What is needed
Copy all lines below exactly as written. Leave pictures out.
START The input
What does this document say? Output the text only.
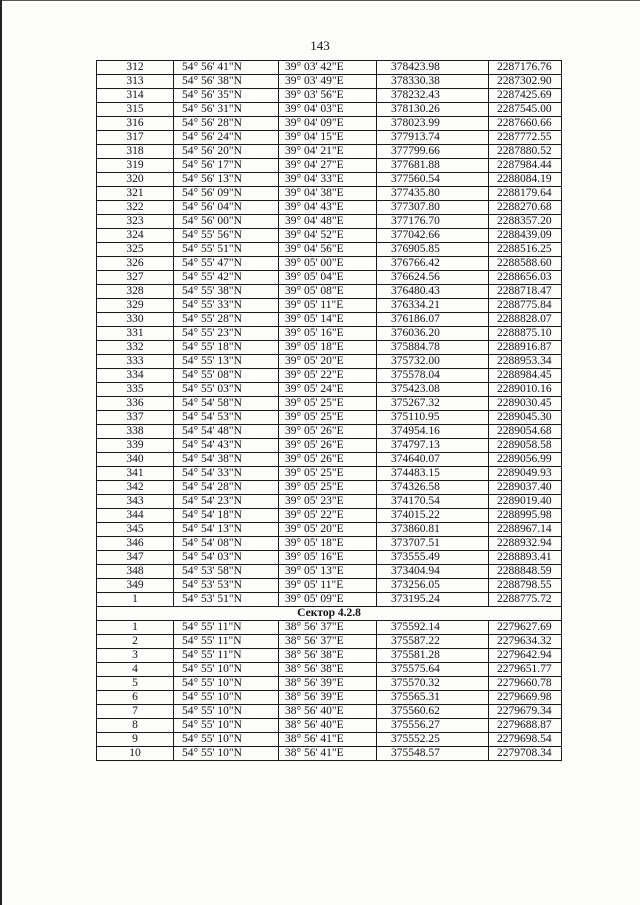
143
312	54° 56' 41"N	39° 03' 42"E	378423.98	2287176.76
313	54° 56' 38"N	39° 03' 49"E	378330.38	2287302.90
314	54° 56' 35"N	39° 03' 56"E	378232.43	2287425.69
315	54° 56' 31"N	39° 04' 03"E	378130.26	2287545.00
316	54° 56' 28"N	39° 04' 09"E	378023.99	2287660.66
317	54° 56' 24"N	39° 04' 15"E	377913.74	2287772.55
318	54° 56' 20"N	39° 04' 21"E	377799.66	2287880.52
319	54° 56' 17"N	39° 04' 27"E	377681.88	2287984.44
320	54° 56' 13"N	39° 04' 33"E	377560.54	2288084.19
321	54° 56' 09"N	39° 04' 38"E	377435.80	2288179.64
322	54° 56' 04"N	39° 04' 43"E	377307.80	2288270.68
323	54° 56' 00"N	39° 04' 48"E	377176.70	2288357.20
324	54° 55' 56"N	39° 04' 52"E	377042.66	2288439.09
325	54° 55' 51"N	39° 04' 56"E	376905.85	2288516.25
326	54° 55' 47"N	39° 05' 00"E	376766.42	2288588.60
327	54° 55' 42"N	39° 05' 04"E	376624.56	2288656.03
328	54° 55' 38"N	39° 05' 08"E	376480.43	2288718.47
329	54° 55' 33"N	39° 05' 11"E	376334.21	2288775.84
330	54° 55' 28"N	39° 05' 14"E	376186.07	2288828.07
331	54° 55' 23"N	39° 05' 16"E	376036.20	2288875.10
332	54° 55' 18"N	39° 05' 18"E	375884.78	2288916.87
333	54° 55' 13"N	39° 05' 20"E	375732.00	2288953.34
334	54° 55' 08"N	39° 05' 22"E	375578.04	2288984.45
335	54° 55' 03"N	39° 05' 24"E	375423.08	2289010.16
336	54° 54' 58"N	39° 05' 25"E	375267.32	2289030.45
337	54° 54' 53"N	39° 05' 25"E	375110.95	2289045.30
338	54° 54' 48"N	39° 05' 26"E	374954.16	2289054.68
339	54° 54' 43"N	39° 05' 26"E	374797.13	2289058.58
340	54° 54' 38"N	39° 05' 26"E	374640.07	2289056.99
341	54° 54' 33"N	39° 05' 25"E	374483.15	2289049.93
342	54° 54' 28"N	39° 05' 25"E	374326.58	2289037.40
343	54° 54' 23"N	39° 05' 23"E	374170.54	2289019.40
344	54° 54' 18"N	39° 05' 22"E	374015.22	2288995.98
345	54° 54' 13"N	39° 05' 20"E	373860.81	2288967.14
346	54° 54' 08"N	39° 05' 18"E	373707.51	2288932.94
347	54° 54' 03"N	39° 05' 16"E	373555.49	2288893.41
348	54° 53' 58"N	39° 05' 13"E	373404.94	2288848.59
349	54° 53' 53"N	39° 05' 11"E	373256.05	2288798.55
1	54° 53' 51"N	39° 05' 09"E	373195.24	2288775.72
Сектор 4.2.8				
1	54° 55' 11"N	38° 56' 37"E	375592.14	2279627.69
2	54° 55' 11"N	38° 56' 37"E	375587.22	2279634.32
3	54° 55' 11"N	38° 56' 38"E	375581.28	2279642.94
4	54° 55' 10"N	38° 56' 38"E	375575.64	2279651.77
5	54° 55' 10"N	38° 56' 39"E	375570.32	2279660.78
6	54° 55' 10"N	38° 56' 39"E	375565.31	2279669.98
7	54° 55' 10"N	38° 56' 40"E	375560.62	2279679.34
8	54° 55' 10"N	38° 56' 40"E	375556.27	2279688.87
9	54° 55' 10"N	38° 56' 41"E	375552.25	2279698.54
10	54° 55' 10"N	38° 56' 41"E	375548.57	2279708.34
END The input
Answer to this exercise
What does this document say? Output the text only.
143
312	54° 56' 41"N	39° 03' 42"E	378423.98	2287176.76
313	54° 56' 38"N	39° 03' 49"E	378330.38	2287302.90
314	54° 56' 35"N	39° 03' 56"E	378232.43	2287425.69
315	54° 56' 31"N	39° 04' 03"E	378130.26	2287545.00
316	54° 56' 28"N	39° 04' 09"E	378023.99	2287660.66
317	54° 56' 24"N	39° 04' 15"E	377913.74	2287772.55
318	54° 56' 20"N	39° 04' 21"E	377799.66	2287880.52
319	54° 56' 17"N	39° 04' 27"E	377681.88	2287984.44
320	54° 56' 13"N	39° 04' 33"E	377560.54	2288084.19
321	54° 56' 09"N	39° 04' 38"E	377435.80	2288179.64
322	54° 56' 04"N	39° 04' 43"E	377307.80	2288270.68
323	54° 56' 00"N	39° 04' 48"E	377176.70	2288357.20
324	54° 55' 56"N	39° 04' 52"E	377042.66	2288439.09
325	54° 55' 51"N	39° 04' 56"E	376905.85	2288516.25
326	54° 55' 47"N	39° 05' 00"E	376766.42	2288588.60
327	54° 55' 42"N	39° 05' 04"E	376624.56	2288656.03
328	54° 55' 38"N	39° 05' 08"E	376480.43	2288718.47
329	54° 55' 33"N	39° 05' 11"E	376334.21	2288775.84
330	54° 55' 28"N	39° 05' 14"E	376186.07	2288828.07
331	54° 55' 23"N	39° 05' 16"E	376036.20	2288875.10
332	54° 55' 18"N	39° 05' 18"E	375884.78	2288916.87
333	54° 55' 13"N	39° 05' 20"E	375732.00	2288953.34
334	54° 55' 08"N	39° 05' 22"E	375578.04	2288984.45
335	54° 55' 03"N	39° 05' 24"E	375423.08	2289010.16
336	54° 54' 58"N	39° 05' 25"E	375267.32	2289030.45
337	54° 54' 53"N	39° 05' 25"E	375110.95	2289045.30
338	54° 54' 48"N	39° 05' 26"E	374954.16	2289054.68
339	54° 54' 43"N	39° 05' 26"E	374797.13	2289058.58
340	54° 54' 38"N	39° 05' 26"E	374640.07	2289056.99
341	54° 54' 33"N	39° 05' 25"E	374483.15	2289049.93
342	54° 54' 28"N	39° 05' 25"E	374326.58	2289037.40
343	54° 54' 23"N	39° 05' 23"E	374170.54	2289019.40
344	54° 54' 18"N	39° 05' 22"E	374015.22	2288995.98
345	54° 54' 13"N	39° 05' 20"E	373860.81	2288967.14
346	54° 54' 08"N	39° 05' 18"E	373707.51	2288932.94
347	54° 54' 03"N	39° 05' 16"E	373555.49	2288893.41
348	54° 53' 58"N	39° 05' 13"E	373404.94	2288848.59
349	54° 53' 53"N	39° 05' 11"E	373256.05	2288798.55
1	54° 53' 51"N	39° 05' 09"E	373195.24	2288775.72
Сектор 4.2.8				
1	54° 55' 11"N	38° 56' 37"E	375592.14	2279627.69
2	54° 55' 11"N	38° 56' 37"E	375587.22	2279634.32
3	54° 55' 11"N	38° 56' 38"E	375581.28	2279642.94
4	54° 55' 10"N	38° 56' 38"E	375575.64	2279651.77
5	54° 55' 10"N	38° 56' 39"E	375570.32	2279660.78
6	54° 55' 10"N	38° 56' 39"E	375565.31	2279669.98
7	54° 55' 10"N	38° 56' 40"E	375560.62	2279679.34
8	54° 55' 10"N	38° 56' 40"E	375556.27	2279688.87
9	54° 55' 10"N	38° 56' 41"E	375552.25	2279698.54
10	54° 55' 10"N	38° 56' 41"E	375548.57	2279708.34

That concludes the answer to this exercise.